*Entries*

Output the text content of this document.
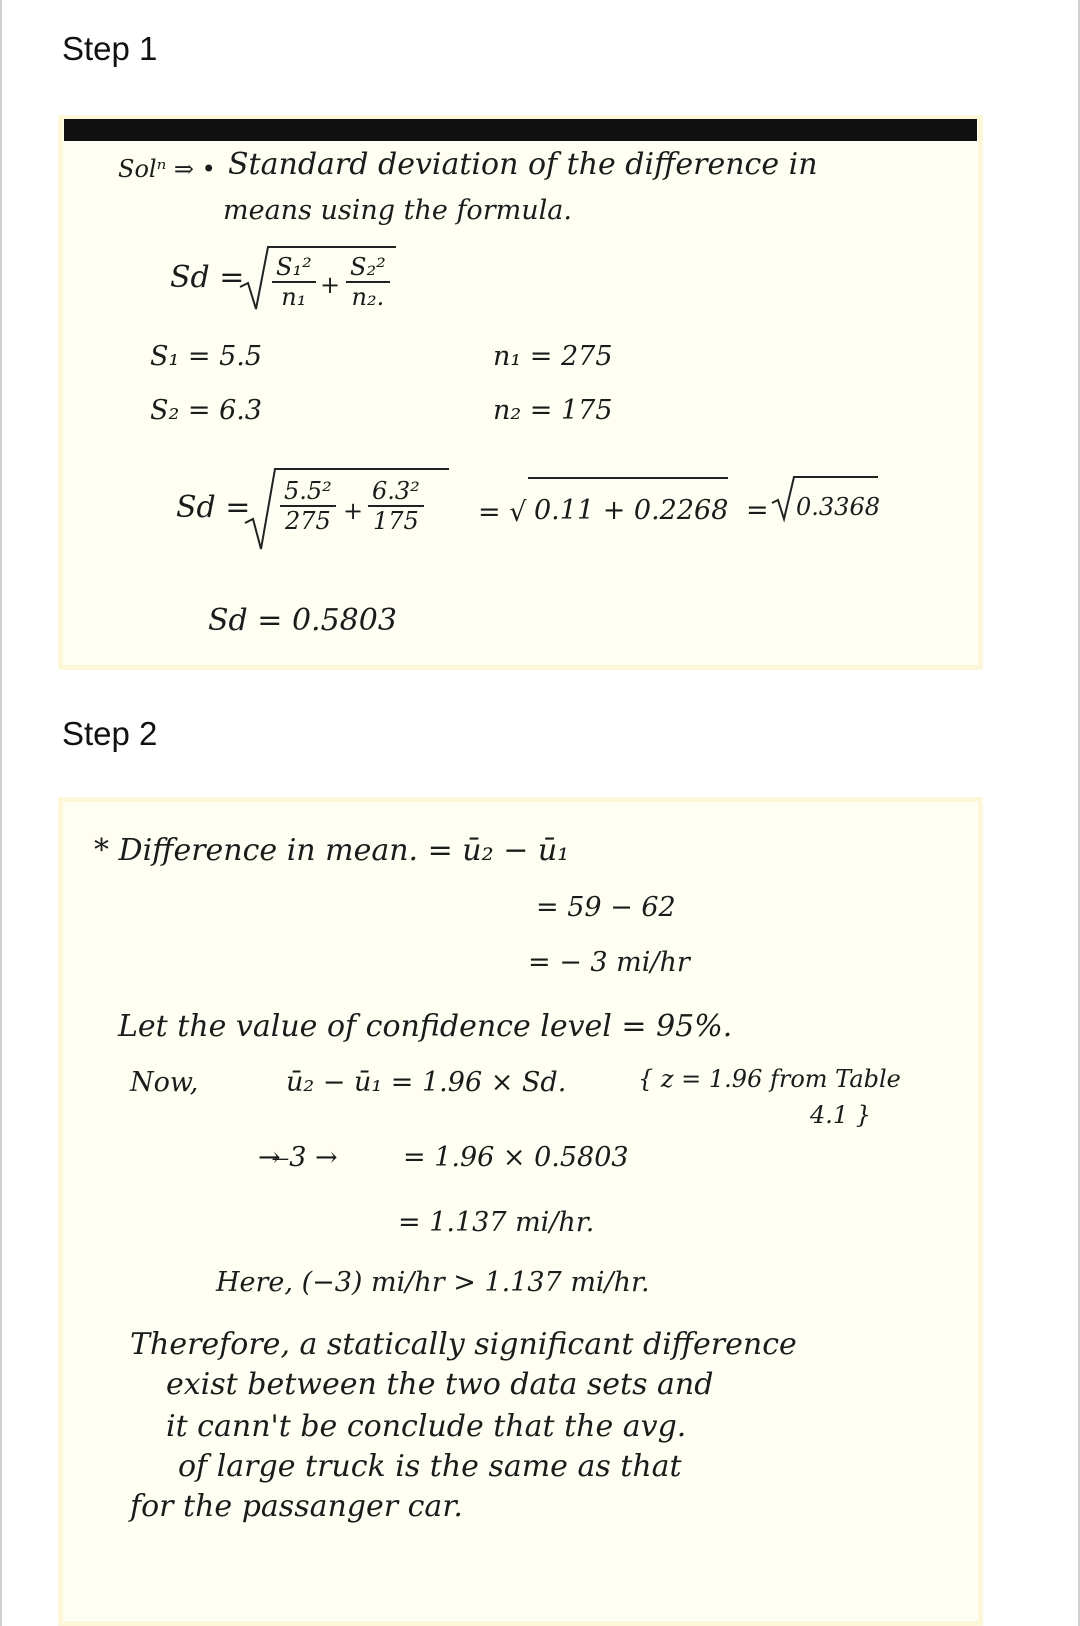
Step 1
Solⁿ ⇒ • Standard deviation of the difference in
means using the formula.
$Sd = \frac{\text{S₁²}}{\text{n₁}} + \frac{\text{S₂²}}{\text{n₂.}}$
S₁ = 5.5
S₂ = 6.3
n₁ = 275
n₂ = 175
$Sd = \frac{\text{5.5²}}{275} + \frac{\text{6.3²}}{175}$ = √ 0.11 + 0.2268 = 0.3368
Sd = 0.5803
Step 2
* Difference in mean. = ū₂ − ū₁
= 59 − 62
= − 3 mi/hr
Let the value of confidence level = 95%.
Now,	ū₂ − ū₁ = 1.96 × Sd.	{ z = 1.96 from Table
4.1 }
→ ̶3 → = 1.96 × 0.5803
= 1.137 mi/hr.
Here, (−3) mi/hr > 1.137 mi/hr.
Therefore, a statically significant difference
exist between the two data sets and
it cann't be conclude that the avg.
of large truck is the same as that
for the passanger car.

*The exercise*
Leaving the pictures aside, transcribe the entire listing exactly.

*Result of the exercise*
Output the text content of this document.
Step 1
Solⁿ ⇒ • Standard deviation of the difference in
means using the formula.
$Sd = \frac{\text{S₁²}}{\text{n₁}} + \frac{\text{S₂²}}{\text{n₂.}}$
S₁ = 5.5
S₂ = 6.3
n₁ = 275
n₂ = 175
$Sd = \frac{\text{5.5²}}{275} + \frac{\text{6.3²}}{175}$ = √ 0.11 + 0.2268 = 0.3368
Sd = 0.5803
Step 2
* Difference in mean. = ū₂ − ū₁
= 59 − 62
= − 3 mi/hr
Let the value of confidence level = 95%.
Now,	ū₂ − ū₁ = 1.96 × Sd.	{ z = 1.96 from Table
4.1 }
→ ̶3 → = 1.96 × 0.5803
= 1.137 mi/hr.
Here, (−3) mi/hr > 1.137 mi/hr.
Therefore, a statically significant difference
exist between the two data sets and
it cann't be conclude that the avg.
of large truck is the same as that
for the passanger car.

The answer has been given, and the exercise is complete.